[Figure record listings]
=====
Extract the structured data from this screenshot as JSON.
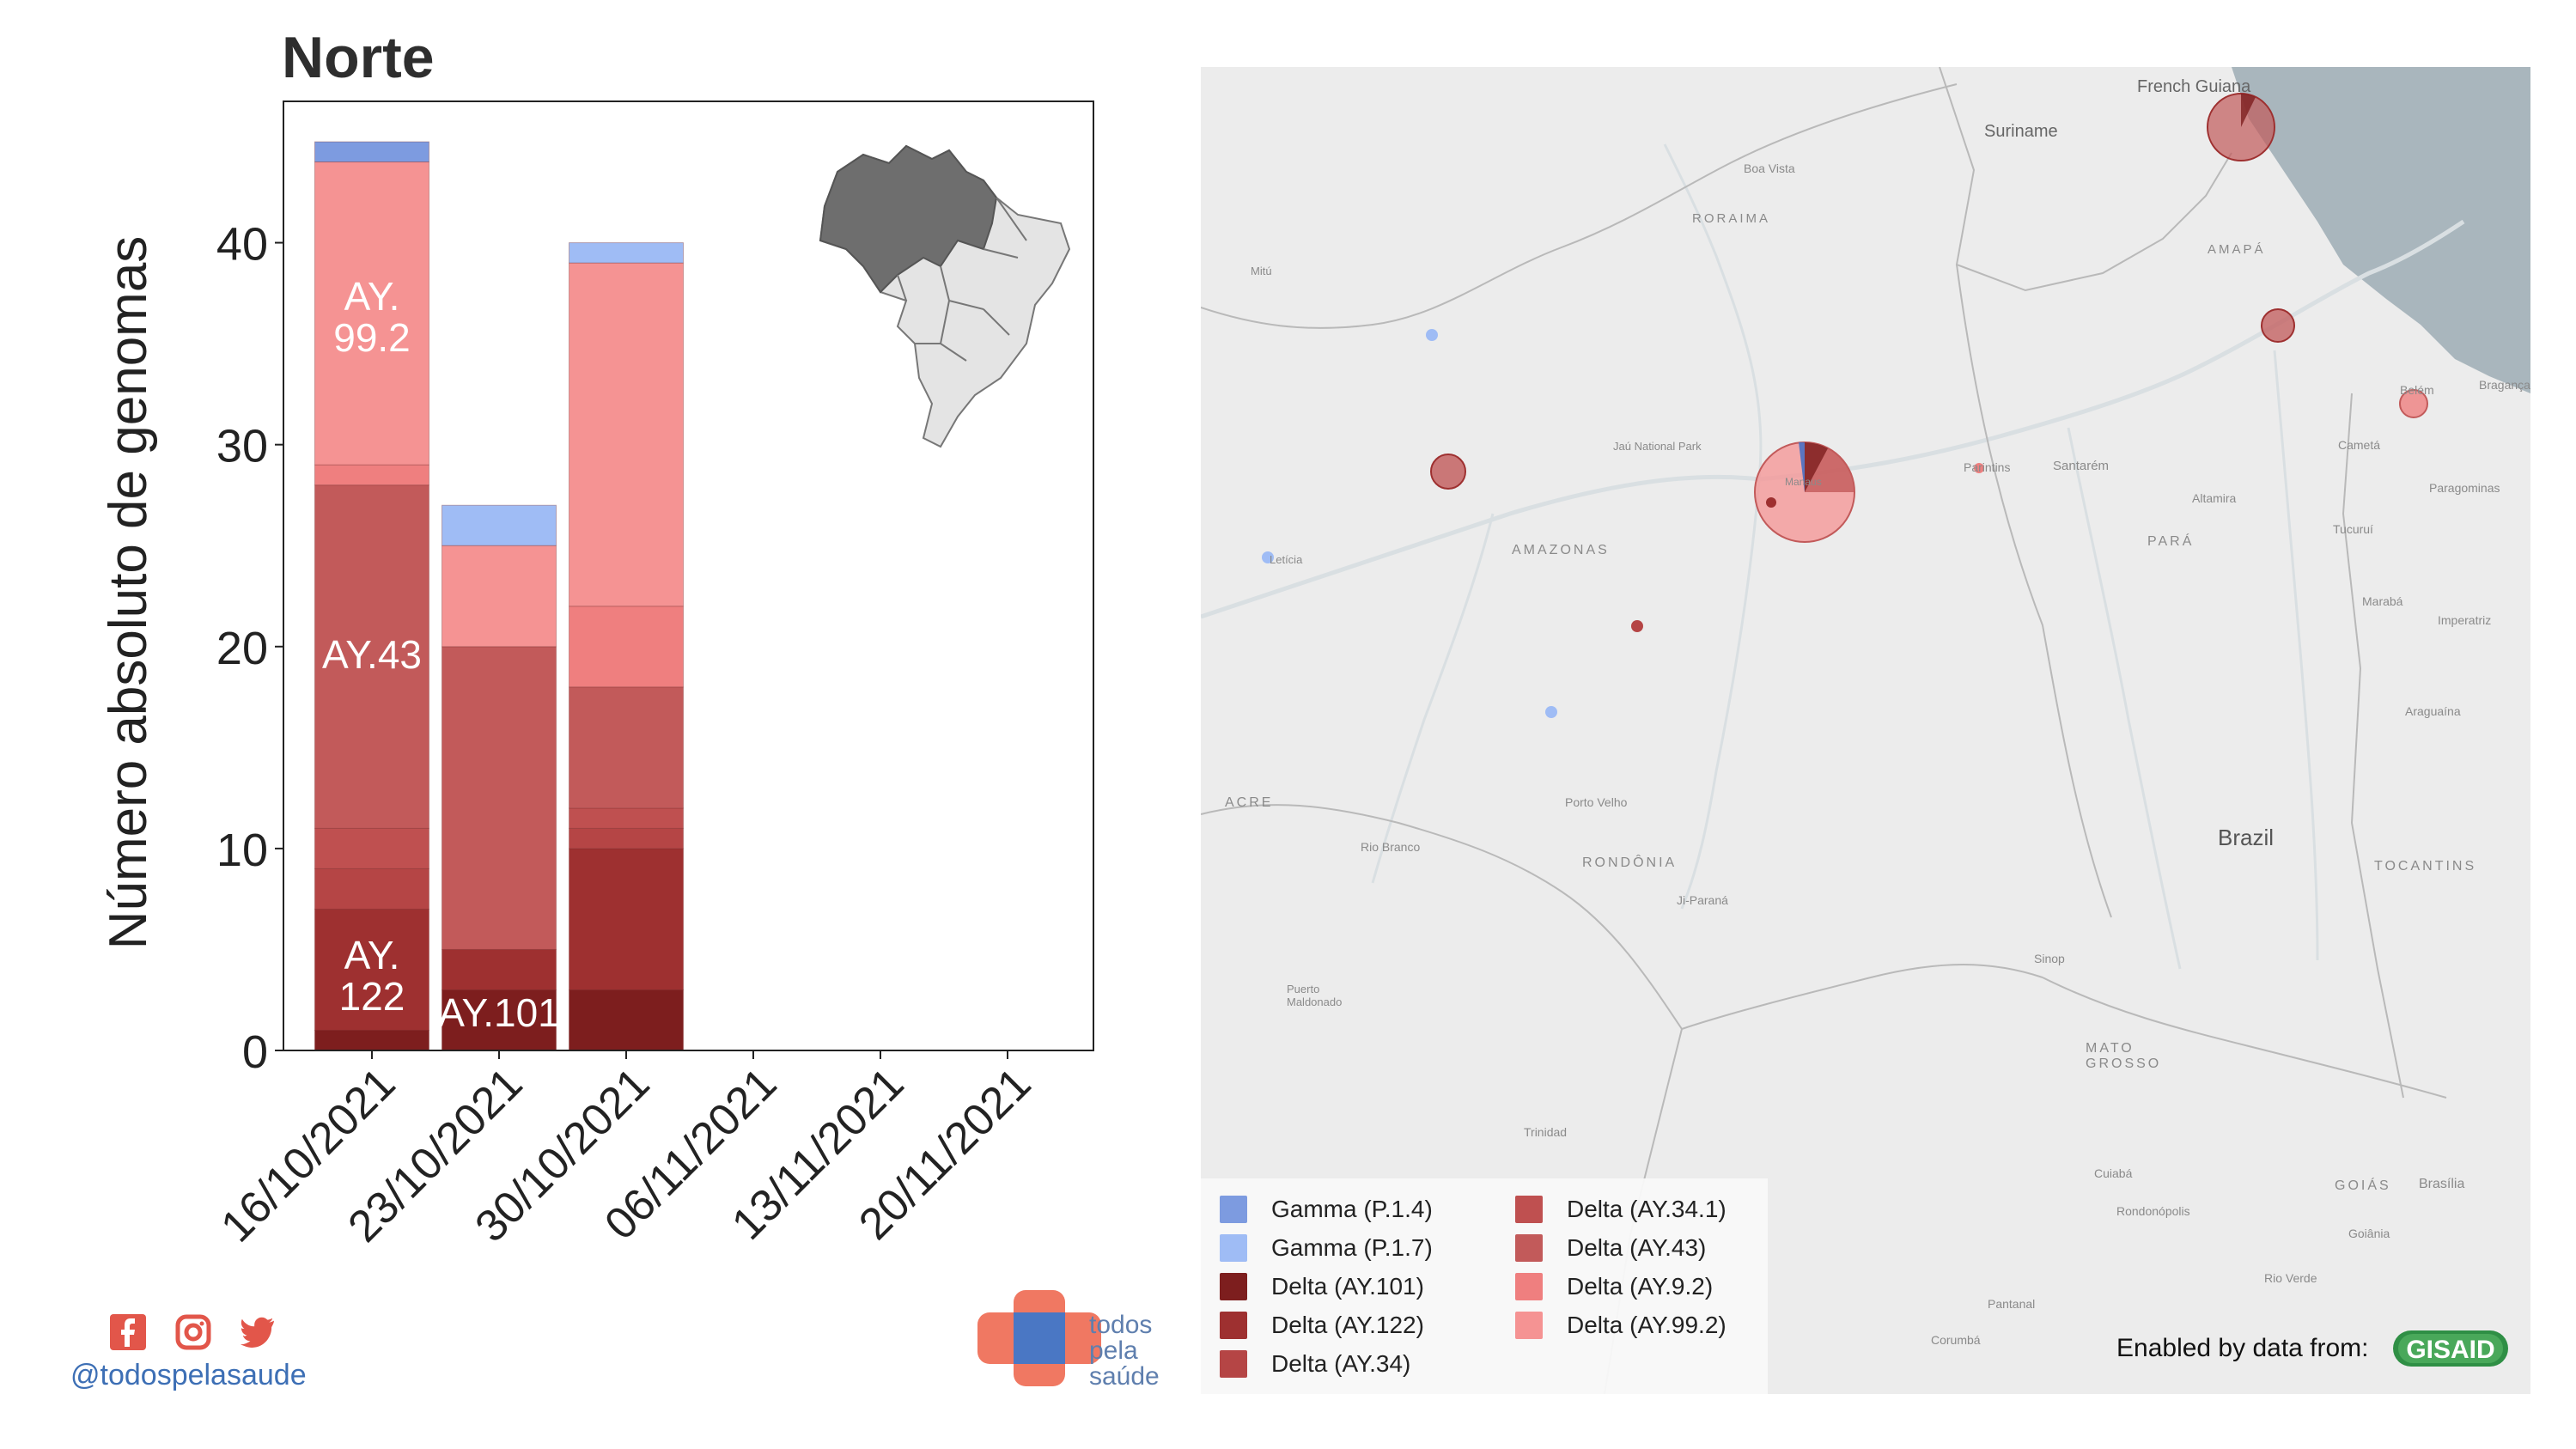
{
  "title": "Norte",
  "chart_data": {
    "type": "bar",
    "stacked": true,
    "ylabel": "Número absoluto de genomas",
    "ylim": [
      0,
      47
    ],
    "yticks": [
      0,
      10,
      20,
      30,
      40
    ],
    "categories": [
      "16/10/2021",
      "23/10/2021",
      "30/10/2021",
      "06/11/2021",
      "13/11/2021",
      "20/11/2021"
    ],
    "series": [
      {
        "name": "Delta (AY.101)",
        "color": "#7d1e1e",
        "values": [
          1,
          3,
          3,
          0,
          0,
          0
        ]
      },
      {
        "name": "Delta (AY.122)",
        "color": "#9e3030",
        "values": [
          6,
          2,
          7,
          0,
          0,
          0
        ]
      },
      {
        "name": "Delta (AY.34)",
        "color": "#b54545",
        "values": [
          2,
          0,
          1,
          0,
          0,
          0
        ]
      },
      {
        "name": "Delta (AY.34.1)",
        "color": "#bf5050",
        "values": [
          2,
          0,
          1,
          0,
          0,
          0
        ]
      },
      {
        "name": "Delta (AY.43)",
        "color": "#c25a5a",
        "values": [
          17,
          15,
          6,
          0,
          0,
          0
        ]
      },
      {
        "name": "Delta (AY.9.2)",
        "color": "#ef7f7f",
        "values": [
          1,
          0,
          4,
          0,
          0,
          0
        ]
      },
      {
        "name": "Delta (AY.99.2)",
        "color": "#f59393",
        "values": [
          15,
          5,
          17,
          0,
          0,
          0
        ]
      },
      {
        "name": "Gamma (P.1.4)",
        "color": "#7d9be0",
        "values": [
          1,
          0,
          0,
          0,
          0,
          0
        ]
      },
      {
        "name": "Gamma (P.1.7)",
        "color": "#9fbcf5",
        "values": [
          0,
          2,
          1,
          0,
          0,
          0
        ]
      }
    ],
    "annotations": [
      {
        "text": [
          "AY.",
          "99.2"
        ],
        "category": "16/10/2021"
      },
      {
        "text": [
          "AY.43"
        ],
        "category": "16/10/2021"
      },
      {
        "text": [
          "AY.",
          "122"
        ],
        "category": "16/10/2021"
      },
      {
        "text": [
          "AY.101"
        ],
        "category": "23/10/2021"
      }
    ],
    "grid": false
  },
  "map": {
    "labels": [
      "French Guiana",
      "Suriname",
      "Boa Vista",
      "RORAIMA",
      "AMAPÁ",
      "AMAZONAS",
      "PARÁ",
      "Santarém",
      "Parintins",
      "Altamira",
      "Belém",
      "Bragança",
      "Cametá",
      "Paragominas",
      "Tucuruí",
      "Marabá",
      "Imperatriz",
      "Araguaína",
      "ACRE",
      "Rio Branco",
      "RONDÔNIA",
      "Porto Velho",
      "Ji-Paraná",
      "Brazil",
      "TOCANTINS",
      "MATO GROSSO",
      "Sinop",
      "Trinidad",
      "Cuiabá",
      "GOIÁS",
      "Brasília",
      "Goiânia",
      "Rio Verde",
      "Corumbá",
      "Pantanal",
      "Rondonópolis",
      "Puerto Maldonado",
      "Jaú National Park",
      "Mitú",
      "Manaus",
      "Letícia"
    ],
    "points": [
      {
        "name": "french-guiana-pie",
        "color": "#c25a5a"
      },
      {
        "name": "amapa-pie",
        "color": "#c25a5a"
      },
      {
        "name": "belem-pie",
        "color": "#ef7f7f"
      },
      {
        "name": "manaus-pie",
        "color": "#f59393"
      },
      {
        "name": "west-amazonas-pie",
        "color": "#c25a5a"
      },
      {
        "name": "central-amazonas-point",
        "color": "#b54545"
      },
      {
        "name": "parintins-point",
        "color": "#ef7f7f"
      },
      {
        "name": "gamma-point-north",
        "color": "#9fbcf5"
      },
      {
        "name": "gamma-point-south",
        "color": "#9fbcf5"
      },
      {
        "name": "leticia-point",
        "color": "#9fbcf5"
      }
    ]
  },
  "legend": {
    "items": [
      {
        "label": "Gamma (P.1.4)",
        "color": "#7d9be0"
      },
      {
        "label": "Gamma (P.1.7)",
        "color": "#9fbcf5"
      },
      {
        "label": "Delta (AY.101)",
        "color": "#7d1e1e"
      },
      {
        "label": "Delta (AY.122)",
        "color": "#9e3030"
      },
      {
        "label": "Delta (AY.34)",
        "color": "#b54545"
      },
      {
        "label": "Delta (AY.34.1)",
        "color": "#bf5050"
      },
      {
        "label": "Delta (AY.43)",
        "color": "#c25a5a"
      },
      {
        "label": "Delta (AY.9.2)",
        "color": "#ef7f7f"
      },
      {
        "label": "Delta (AY.99.2)",
        "color": "#f59393"
      }
    ]
  },
  "credit": "Enabled by data from:",
  "gisaid_logo_text": "GISAID",
  "social": {
    "handle": "@todospelasaude",
    "icons": [
      "facebook-icon",
      "instagram-icon",
      "twitter-icon"
    ]
  },
  "brand": {
    "line1": "todos",
    "line2": "pela",
    "line3": "saúde"
  }
}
=====
● **YOUR INSTRUCTIONS**
Filter the data, keeping only the lines that contain "from".

● **WORKED SOLUTION**
Extract the structured data from this screenshot as JSON.
  "credit": "Enabled by data from:",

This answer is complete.